>> Start PROVIDED DATA
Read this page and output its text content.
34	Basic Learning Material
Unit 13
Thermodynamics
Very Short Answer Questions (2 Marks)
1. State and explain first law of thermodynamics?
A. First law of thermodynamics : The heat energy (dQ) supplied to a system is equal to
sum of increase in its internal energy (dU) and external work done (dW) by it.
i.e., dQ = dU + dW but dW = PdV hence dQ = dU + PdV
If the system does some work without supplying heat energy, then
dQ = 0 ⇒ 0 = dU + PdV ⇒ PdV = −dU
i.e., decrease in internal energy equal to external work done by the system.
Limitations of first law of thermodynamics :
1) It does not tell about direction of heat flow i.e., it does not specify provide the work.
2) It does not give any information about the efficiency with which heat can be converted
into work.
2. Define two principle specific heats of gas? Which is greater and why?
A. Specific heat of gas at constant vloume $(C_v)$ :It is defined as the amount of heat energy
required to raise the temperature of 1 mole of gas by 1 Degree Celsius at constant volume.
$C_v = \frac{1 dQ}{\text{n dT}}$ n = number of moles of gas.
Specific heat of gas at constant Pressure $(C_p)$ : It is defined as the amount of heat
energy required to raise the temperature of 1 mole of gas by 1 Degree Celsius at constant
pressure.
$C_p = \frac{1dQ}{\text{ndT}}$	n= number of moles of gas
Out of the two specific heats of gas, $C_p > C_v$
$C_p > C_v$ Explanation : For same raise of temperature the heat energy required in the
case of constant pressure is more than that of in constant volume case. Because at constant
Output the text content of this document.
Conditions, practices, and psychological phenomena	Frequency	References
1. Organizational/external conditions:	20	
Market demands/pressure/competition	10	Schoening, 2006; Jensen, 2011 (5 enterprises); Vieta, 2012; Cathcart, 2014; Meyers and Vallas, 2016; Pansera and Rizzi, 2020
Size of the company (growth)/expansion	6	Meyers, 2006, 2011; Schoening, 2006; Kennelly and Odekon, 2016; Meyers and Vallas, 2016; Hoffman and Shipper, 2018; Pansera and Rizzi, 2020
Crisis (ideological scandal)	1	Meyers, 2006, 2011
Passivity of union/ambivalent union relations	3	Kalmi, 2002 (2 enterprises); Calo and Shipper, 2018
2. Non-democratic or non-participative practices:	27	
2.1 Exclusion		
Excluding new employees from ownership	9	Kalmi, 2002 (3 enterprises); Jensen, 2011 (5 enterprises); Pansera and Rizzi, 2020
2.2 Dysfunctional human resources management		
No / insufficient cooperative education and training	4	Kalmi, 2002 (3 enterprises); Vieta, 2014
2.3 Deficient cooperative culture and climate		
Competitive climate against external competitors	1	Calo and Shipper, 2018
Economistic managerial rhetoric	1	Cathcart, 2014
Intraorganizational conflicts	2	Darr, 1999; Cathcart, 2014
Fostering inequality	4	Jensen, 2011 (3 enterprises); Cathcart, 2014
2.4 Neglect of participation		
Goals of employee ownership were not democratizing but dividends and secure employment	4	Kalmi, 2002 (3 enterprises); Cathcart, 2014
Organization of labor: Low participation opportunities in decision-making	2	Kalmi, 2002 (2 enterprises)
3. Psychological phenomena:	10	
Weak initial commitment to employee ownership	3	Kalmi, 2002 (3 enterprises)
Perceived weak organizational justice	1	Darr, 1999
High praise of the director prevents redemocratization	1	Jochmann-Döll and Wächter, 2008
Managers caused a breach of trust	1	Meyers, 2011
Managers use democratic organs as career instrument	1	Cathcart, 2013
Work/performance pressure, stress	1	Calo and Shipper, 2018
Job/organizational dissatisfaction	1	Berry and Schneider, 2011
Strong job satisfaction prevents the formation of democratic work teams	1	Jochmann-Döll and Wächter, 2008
>> End PROVIDED DATA
SHORT TASK: Scan the listing above. Collect all lines with the word "Schoening".

TASK RESPONSE:
Market demands/pressure/competition	10	Schoening, 2006; Jensen, 2011 (5 enterprises); Vieta, 2012; Cathcart, 2014; Meyers and Vallas, 2016; Pansera and Rizzi, 2020
Size of the company (growth)/expansion	6	Meyers, 2006, 2011; Schoening, 2006; Kennelly and Odekon, 2016; Meyers and Vallas, 2016; Hoffman and Shipper, 2018; Pansera and Rizzi, 2020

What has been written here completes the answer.